[begin SUPPLIED DATA]

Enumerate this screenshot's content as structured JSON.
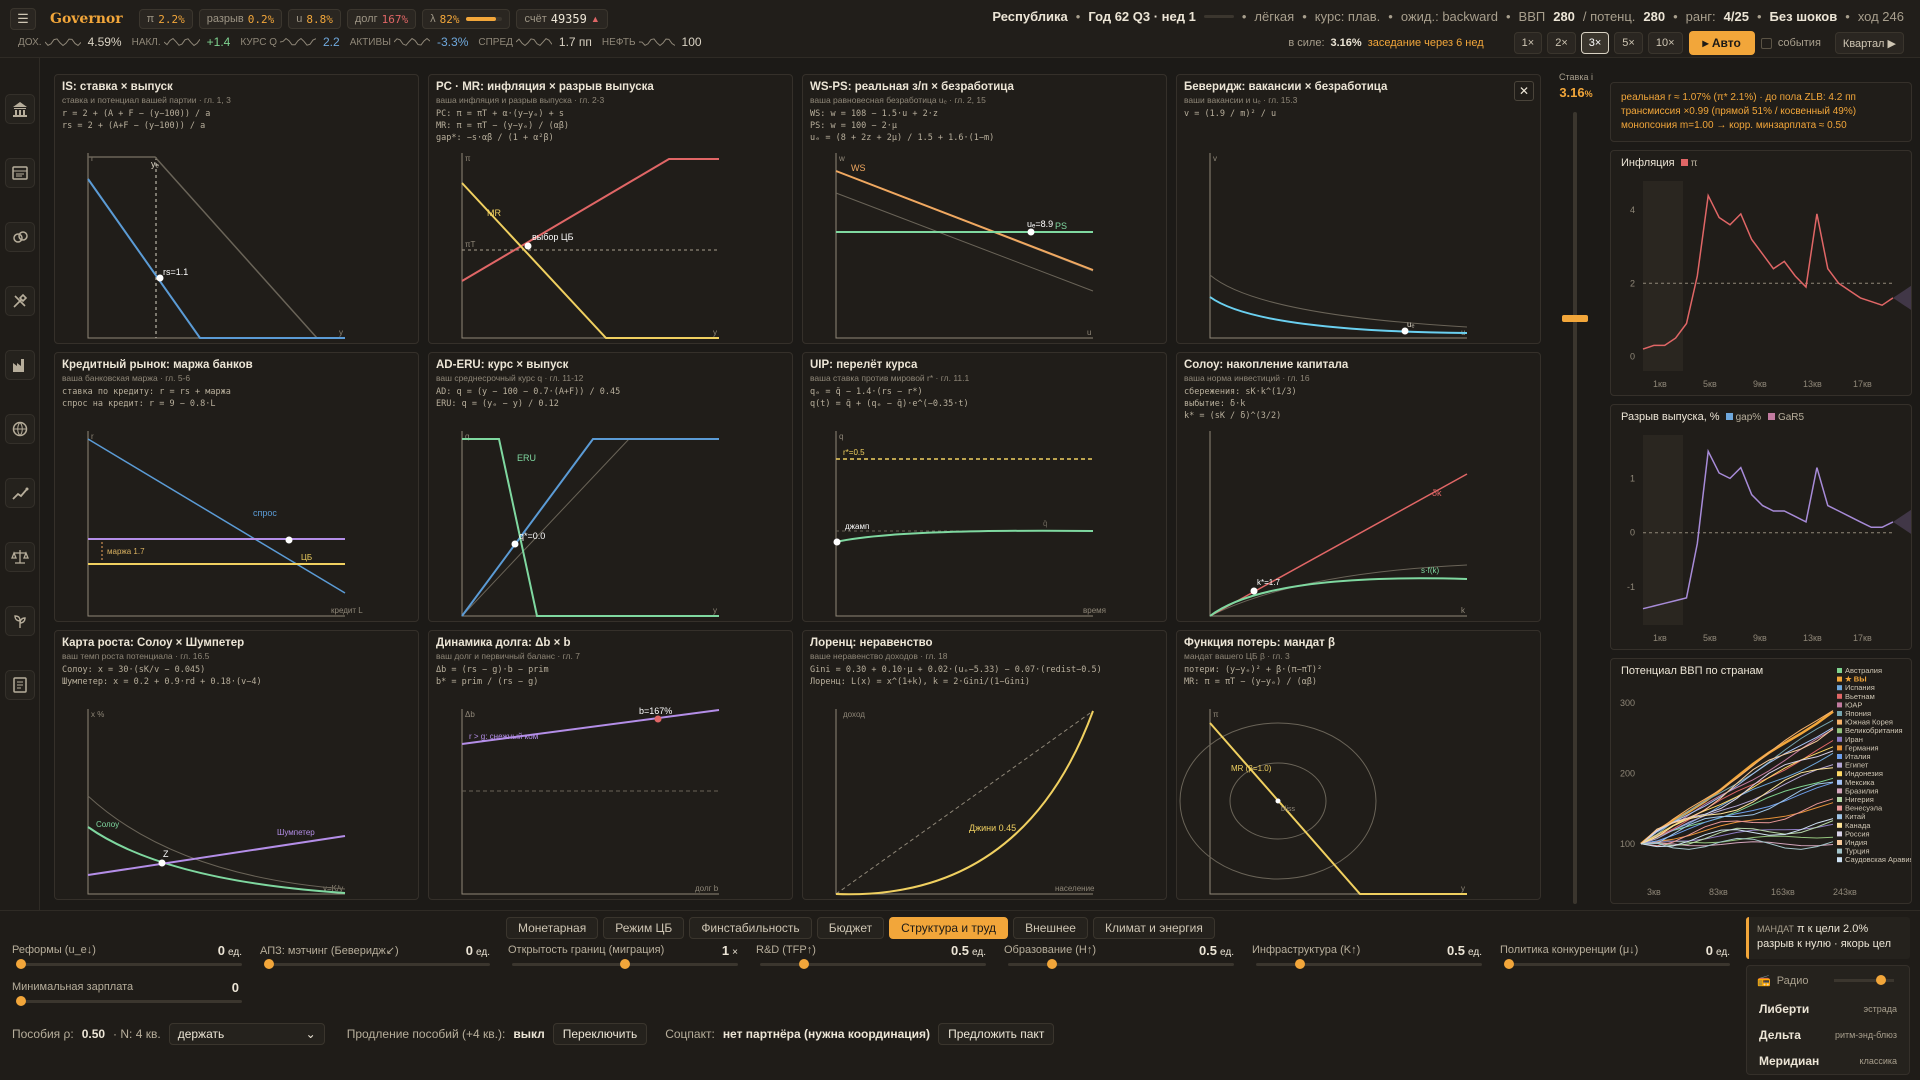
{
  "header": {
    "menu_icon": "hamburger-icon",
    "brand": "Governor",
    "chips": {
      "inflation_label": "π",
      "inflation_value": "2.2%",
      "gap_label": "разрыв",
      "gap_value": "0.2%",
      "unemp_label": "u",
      "unemp_value": "8.8%",
      "debt_label": "долг",
      "debt_value": "167%",
      "lambda_label": "λ",
      "lambda_value": "82%",
      "lambda_fill": 0.82,
      "score_label": "счёт",
      "score_value": "49359",
      "score_arrow": "▲"
    },
    "indicators": [
      {
        "label": "ДОХ.",
        "value": "4.59%",
        "color": "#d9d2c3"
      },
      {
        "label": "НАКЛ.",
        "value": "+1.4",
        "color": "#7fd28f"
      },
      {
        "label": "КУРС Q",
        "value": "2.2",
        "color": "#6fa8dc"
      },
      {
        "label": "АКТИВЫ",
        "value": "-3.3%",
        "color": "#6fa8dc"
      },
      {
        "label": "СПРЕД",
        "value": "1.7 пп",
        "color": "#d9d2c3"
      },
      {
        "label": "НЕФТЬ",
        "value": "100",
        "color": "#d9d2c3"
      }
    ],
    "status": {
      "country": "Республика",
      "year": "Год 62 Q3 · нед 1",
      "difficulty": "лёгкая",
      "fx": "курс: плав.",
      "expect": "ожид.: backward",
      "gdp_label": "ВВП",
      "gdp": "280",
      "potential_label": "/ потенц.",
      "potential": "280",
      "rank_label": "ранг:",
      "rank": "4/25",
      "shocks": "Без шоков",
      "move": "ход 246"
    },
    "policy_in_force_label": "в силе:",
    "policy_in_force": "3.16%",
    "next_meeting": "заседание через 6 нед",
    "speeds": [
      "1×",
      "2×",
      "3×",
      "5×",
      "10×"
    ],
    "active_speed": "3×",
    "auto_label": "▸ Авто",
    "events_label": "события",
    "period_label": "Квартал ▶"
  },
  "panels": [
    {
      "title": "IS: ставка × выпуск",
      "sub": "ставка и потенциал вашей партии · гл. 1, 3",
      "f1": "r = 2 + (A + F − (y−100)) / a",
      "f2": "rs = 2 + (A+F − (y−100)) / a",
      "f3": "",
      "labels": {
        "axis_y": "r",
        "axis_x": "y",
        "point": "rs=1.1",
        "ye": "yₑ"
      }
    },
    {
      "title": "PC · MR: инфляция × разрыв выпуска",
      "sub": "ваша инфляция и разрыв выпуска · гл. 2-3",
      "f1": "PC: π = πT + α·(y−yₑ) + s",
      "f2": "MR: π = πT − (y−yₑ) / (αβ)",
      "f3": "gap*: −s·αβ / (1 + α²β)",
      "labels": {
        "axis_y": "π",
        "axis_x": "y",
        "mr": "MR",
        "pt": "πT",
        "choice": "выбор ЦБ"
      }
    },
    {
      "title": "WS-PS: реальная з/п × безработица",
      "sub": "ваша равновесная безработица uₑ · гл. 2, 15",
      "f1": "WS: w = 108 − 1.5·u + 2·z",
      "f2": "PS: w = 100 − 2·μ",
      "f3": "uₑ = (8 + 2z + 2μ) / 1.5 + 1.6·(1−m)",
      "labels": {
        "axis_y": "w",
        "axis_x": "u",
        "ws": "WS",
        "ps": "PS",
        "ue": "uₑ=8.9"
      }
    },
    {
      "title": "Беверидж: вакансии × безработица",
      "sub": "ваши вакансии и uₑ · гл. 15.3",
      "f1": "v = (1.9 / m)² / u",
      "f2": "",
      "f3": "",
      "labels": {
        "axis_y": "v",
        "axis_x": "u",
        "ue": "uₑ"
      }
    },
    {
      "title": "Кредитный рынок: маржа банков",
      "sub": "ваша банковская маржа · гл. 5-6",
      "f1": "ставка по кредиту: r = rs + маржа",
      "f2": "спрос на кредит: r = 9 − 0.8·L",
      "f3": "",
      "labels": {
        "axis_y": "r",
        "axis_x": "кредит L",
        "demand": "спрос",
        "cb": "ЦБ",
        "margin": "маржа 1.7"
      }
    },
    {
      "title": "AD-ERU: курс × выпуск",
      "sub": "ваш среднесрочный курс q · гл. 11-12",
      "f1": "AD: q = (y − 100 − 0.7·(A+F)) / 0.45",
      "f2": "ERU: q = (yₑ − y) / 0.12",
      "f3": "",
      "labels": {
        "axis_y": "q",
        "axis_x": "y",
        "eru": "ERU",
        "q": "q*=0.0"
      }
    },
    {
      "title": "UIP: перелёт курса",
      "sub": "ваша ставка против мировой r* · гл. 11.1",
      "f1": "qₑ = q̄ − 1.4·(rs − r*)",
      "f2": "q(t) = q̄ + (qₑ − q̄)·e^(−0.35·t)",
      "f3": "",
      "labels": {
        "axis_y": "q",
        "axis_x": "время",
        "rstar": "r*=0.5",
        "jump": "джамп",
        "qbar": "q̄"
      }
    },
    {
      "title": "Солоу: накопление капитала",
      "sub": "ваша норма инвестиций · гл. 16",
      "f1": "сбережения: sK·k^(1/3)",
      "f2": "выбытие: δ·k",
      "f3": "k* = (sK / δ)^(3/2)",
      "labels": {
        "axis_x": "k",
        "dk": "δk",
        "sfk": "s·f(k)",
        "kstar": "k*=1.7"
      }
    },
    {
      "title": "Карта роста: Солоу × Шумпетер",
      "sub": "ваш темп роста потенциала · гл. 16.5",
      "f1": "Солоу: x = 30·(sK/v − 0.045)",
      "f2": "Шумпетер: x = 0.2 + 0.9·rd + 0.18·(v−4)",
      "f3": "",
      "labels": {
        "axis_y": "x %",
        "axis_x": "v=K/y",
        "solow": "Солоу",
        "schump": "Шумпетер",
        "z": "Z"
      }
    },
    {
      "title": "Динамика долга: Δb × b",
      "sub": "ваш долг и первичный баланс · гл. 7",
      "f1": "Δb = (rs − g)·b − prim",
      "f2": "b* = prim / (rs − g)",
      "f3": "",
      "labels": {
        "axis_y": "Δb",
        "axis_x": "долг b",
        "snow": "r > g: снежный ком",
        "b": "b=167%"
      }
    },
    {
      "title": "Лоренц: неравенство",
      "sub": "ваше неравенство доходов · гл. 18",
      "f1": "Gini = 0.30 + 0.10·μ + 0.02·(uₑ−5.33) − 0.07·(redist−0.5)",
      "f2": "Лоренц: L(x) = x^(1+k), k = 2·Gini/(1−Gini)",
      "f3": "",
      "labels": {
        "axis_y": "доход",
        "axis_x": "население",
        "gini": "Джини 0.45"
      }
    },
    {
      "title": "Функция потерь: мандат β",
      "sub": "мандат вашего ЦБ β · гл. 3",
      "f1": "потери: (y−yₑ)² + β·(π−πT)²",
      "f2": "MR: π = πT − (y−yₑ) / (αβ)",
      "f3": "",
      "labels": {
        "axis_y": "π",
        "axis_x": "y",
        "mr": "MR (β=1.0)",
        "bliss": "bliss"
      }
    }
  ],
  "close_icon": "close-icon",
  "rate_slider": {
    "label": "Ставка i",
    "value": "3.16",
    "unit": "%",
    "level": 0.74
  },
  "right": {
    "info1": "реальная r ≈ 1.07% (π* 2.1%) · до пола ZLB: 4.2 пп",
    "info2": "трансмиссия ×0.99 (прямой 51% / косвенный 49%)",
    "info3": "монопсония m=1.00 → корр. минзарплата ≈ 0.50",
    "infl_title": "Инфляция",
    "infl_legend": "π",
    "infl_y_ticks": [
      "4",
      "2",
      "0"
    ],
    "gap_title": "Разрыв выпуска, %",
    "gap_legend1": "gap%",
    "gap_legend2": "GaR5",
    "gap_y_ticks": [
      "1",
      "0",
      "-1"
    ],
    "x_ticks": [
      "1кв",
      "5кв",
      "9кв",
      "13кв",
      "17кв"
    ],
    "pot_title": "Потенциал ВВП по странам",
    "pot_y_ticks": [
      "300",
      "200",
      "100"
    ],
    "pot_x_ticks": [
      "3кв",
      "83кв",
      "163кв",
      "243кв"
    ],
    "countries": [
      "Австралия",
      "★ ВЫ",
      "Испания",
      "Вьетнам",
      "ЮАР",
      "Япония",
      "Южная Корея",
      "Великобритания",
      "Иран",
      "Германия",
      "Италия",
      "Египет",
      "Индонезия",
      "Мексика",
      "Бразилия",
      "Нигерия",
      "Венесуэла",
      "Китай",
      "Канада",
      "Россия",
      "Индия",
      "Турция",
      "Саудовская Аравия"
    ],
    "country_colors": [
      "#7fd28f",
      "#f2a63a",
      "#6fa8dc",
      "#e06666",
      "#c27ba0",
      "#76a5af",
      "#f6b26b",
      "#93c47d",
      "#8e7cc3",
      "#e69138",
      "#6d9eeb",
      "#b4a7d6",
      "#ffd966",
      "#a4c2f4",
      "#d5a6bd",
      "#b6d7a8",
      "#ea9999",
      "#9fc5e8",
      "#ffe599",
      "#d9d2e9",
      "#f9cb9c",
      "#a2c4c9",
      "#cfe2f3"
    ]
  },
  "chart_data": [
    {
      "type": "line",
      "title": "Инфляция",
      "series": [
        {
          "name": "π",
          "values": [
            0.2,
            0.3,
            0.3,
            0.5,
            0.9,
            2.2,
            4.4,
            3.8,
            3.6,
            3.9,
            3.2,
            2.8,
            2.4,
            2.6,
            2.2,
            1.9,
            3.9,
            2.4,
            2.0,
            1.8,
            1.6,
            1.5,
            1.4,
            1.6
          ]
        }
      ],
      "ylim": [
        0,
        4.8
      ]
    },
    {
      "type": "line",
      "title": "Разрыв выпуска, %",
      "series": [
        {
          "name": "gap%",
          "values": [
            -1.4,
            -1.35,
            -1.3,
            -1.25,
            -1.2,
            -0.2,
            1.5,
            1.1,
            1.0,
            1.2,
            0.7,
            0.5,
            0.4,
            0.4,
            0.3,
            0.2,
            1.2,
            0.5,
            0.4,
            0.3,
            0.2,
            0.1,
            0.1,
            0.2
          ]
        }
      ],
      "ylim": [
        -1.7,
        1.8
      ]
    },
    {
      "type": "line",
      "title": "Потенциал ВВП по странам",
      "series": [
        {
          "name": "★ ВЫ",
          "values": [
            100,
            150,
            200,
            250,
            290
          ]
        }
      ],
      "ylim": [
        50,
        320
      ]
    }
  ],
  "bottom": {
    "tabs": [
      "Монетарная",
      "Режим ЦБ",
      "Финстабильность",
      "Бюджет",
      "Структура и труд",
      "Внешнее",
      "Климат и энергия"
    ],
    "active_tab": "Структура и труд",
    "controls": [
      {
        "label": "Реформы (u_e↓)",
        "value": "0",
        "unit": "ед.",
        "level": 0
      },
      {
        "label": "АПЗ: мэтчинг (Беверидж↙)",
        "value": "0",
        "unit": "ед.",
        "level": 0
      },
      {
        "label": "Открытость границ (миграция)",
        "value": "1",
        "unit": "×",
        "level": 0.5
      },
      {
        "label": "R&D (TFP↑)",
        "value": "0.5",
        "unit": "ед.",
        "level": 0.18
      },
      {
        "label": "Образование (H↑)",
        "value": "0.5",
        "unit": "ед.",
        "level": 0.18
      },
      {
        "label": "Инфраструктура (K↑)",
        "value": "0.5",
        "unit": "ед.",
        "level": 0.18
      },
      {
        "label": "Политика конкуренции (μ↓)",
        "value": "0",
        "unit": "ед.",
        "level": 0
      },
      {
        "label": "Минимальная зарплата",
        "value": "0",
        "unit": "",
        "level": 0
      }
    ],
    "benefits_label": "Пособия ρ:",
    "benefits_value": "0.50",
    "n_label": "· N: 4 кв.",
    "select_value": "держать",
    "extension_label": "Продление пособий (+4 кв.):",
    "extension_value": "выкл",
    "toggle_label": "Переключить",
    "pact_label": "Соцпакт:",
    "pact_value": "нет партнёра (нужна координация)",
    "pact_button": "Предложить пакт",
    "mandate_title": "МАНДАТ",
    "mandate_line1": "π к цели 2.0%",
    "mandate_line2": "разрыв к нулю · якорь цел",
    "radio_label": "Радио",
    "stations": [
      {
        "name": "Либерти",
        "genre": "эстрада"
      },
      {
        "name": "Дельта",
        "genre": "ритм-энд-блюз"
      },
      {
        "name": "Меридиан",
        "genre": "классика"
      }
    ]
  }
}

[end SUPPLIED DATA]

Select all lines with the word "выпуска" from the entries above.

      "title": "PC · MR: инфляция × разрыв выпуска",
      "sub": "ваша инфляция и разрыв выпуска · гл. 2-3",
    "gap_title": "Разрыв выпуска, %",
      "title": "Разрыв выпуска, %",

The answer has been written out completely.